== The task ==
Repeat the data below exactly, dropping any pictures it holds.

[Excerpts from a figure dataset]
::::::

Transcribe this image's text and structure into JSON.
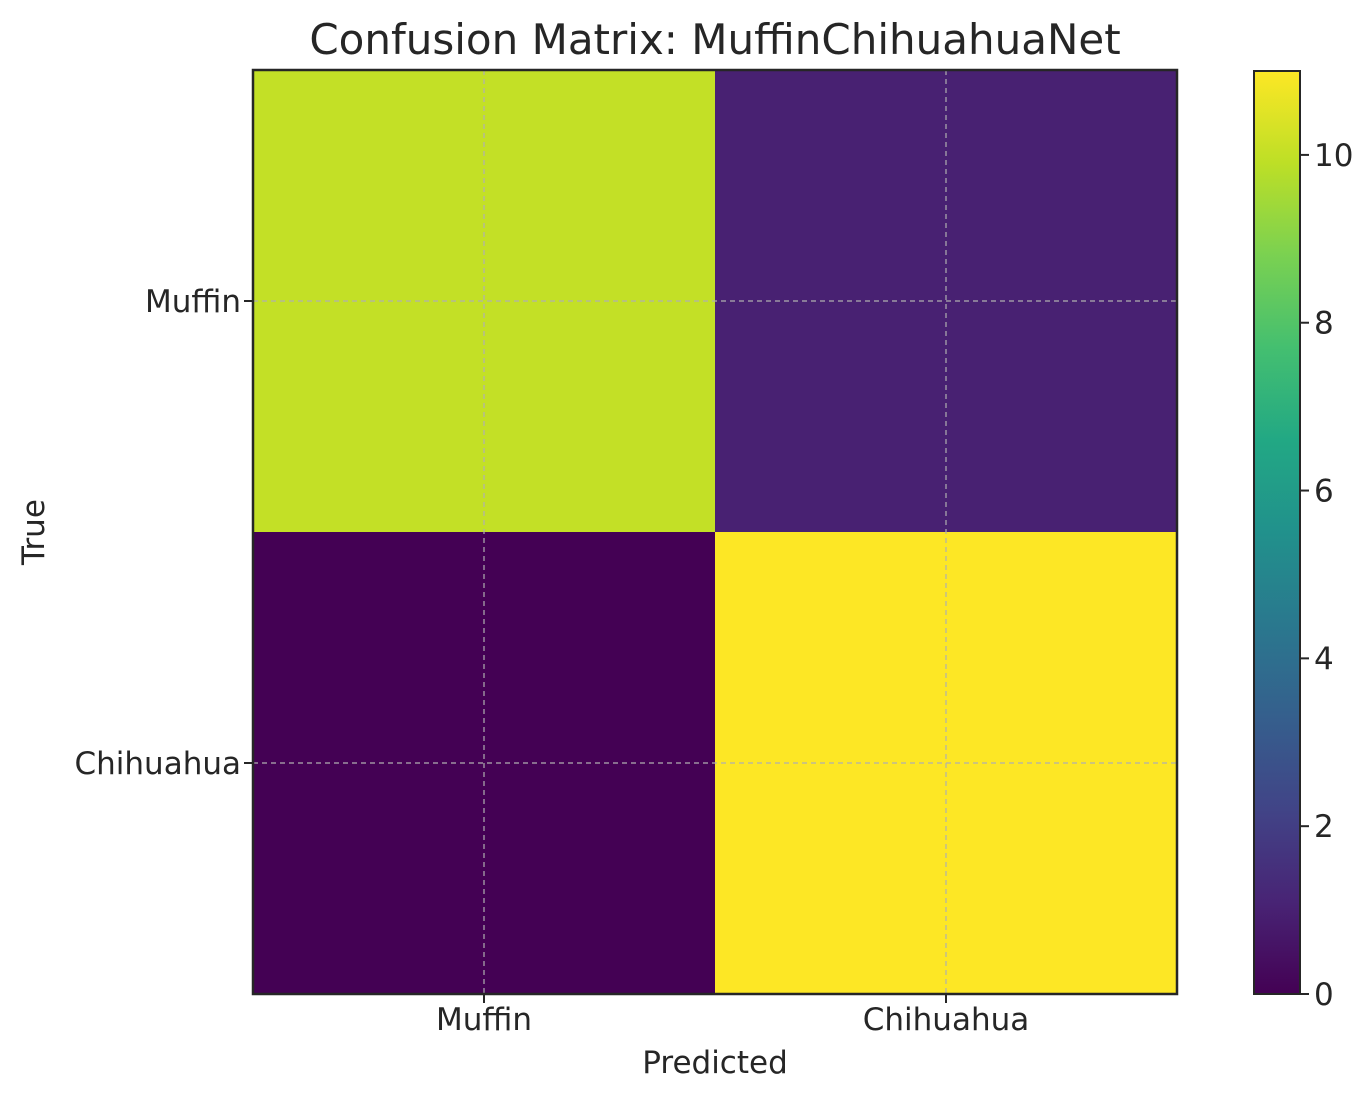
{
  "chart_data": {
    "type": "heatmap",
    "title": "Confusion Matrix: MuffinChihuahuaNet",
    "xlabel": "Predicted",
    "ylabel": "True",
    "x_categories": [
      "Muffin",
      "Chihuahua"
    ],
    "y_categories": [
      "Muffin",
      "Chihuahua"
    ],
    "values": [
      [
        10,
        1
      ],
      [
        0,
        11
      ]
    ],
    "colormap": "viridis",
    "color_range": [
      0,
      11
    ],
    "colorbar": {
      "ticks": [
        0,
        2,
        4,
        6,
        8,
        10
      ],
      "tick_labels": [
        "0",
        "2",
        "4",
        "6",
        "8",
        "10"
      ]
    },
    "grid": true
  }
}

::::::

== Result of the task ==
Transcribe this image's text and structure into JSON.
{
  "chart_data": {
    "type": "heatmap",
    "title": "Confusion Matrix: MuffinChihuahuaNet",
    "xlabel": "Predicted",
    "ylabel": "True",
    "x_categories": [
      "Muffin",
      "Chihuahua"
    ],
    "y_categories": [
      "Muffin",
      "Chihuahua"
    ],
    "values": [
      [
        10,
        1
      ],
      [
        0,
        11
      ]
    ],
    "colormap": "viridis",
    "color_range": [
      0,
      11
    ],
    "colorbar": {
      "ticks": [
        0,
        2,
        4,
        6,
        8,
        10
      ],
      "tick_labels": [
        "0",
        "2",
        "4",
        "6",
        "8",
        "10"
      ]
    },
    "grid": true
  }
}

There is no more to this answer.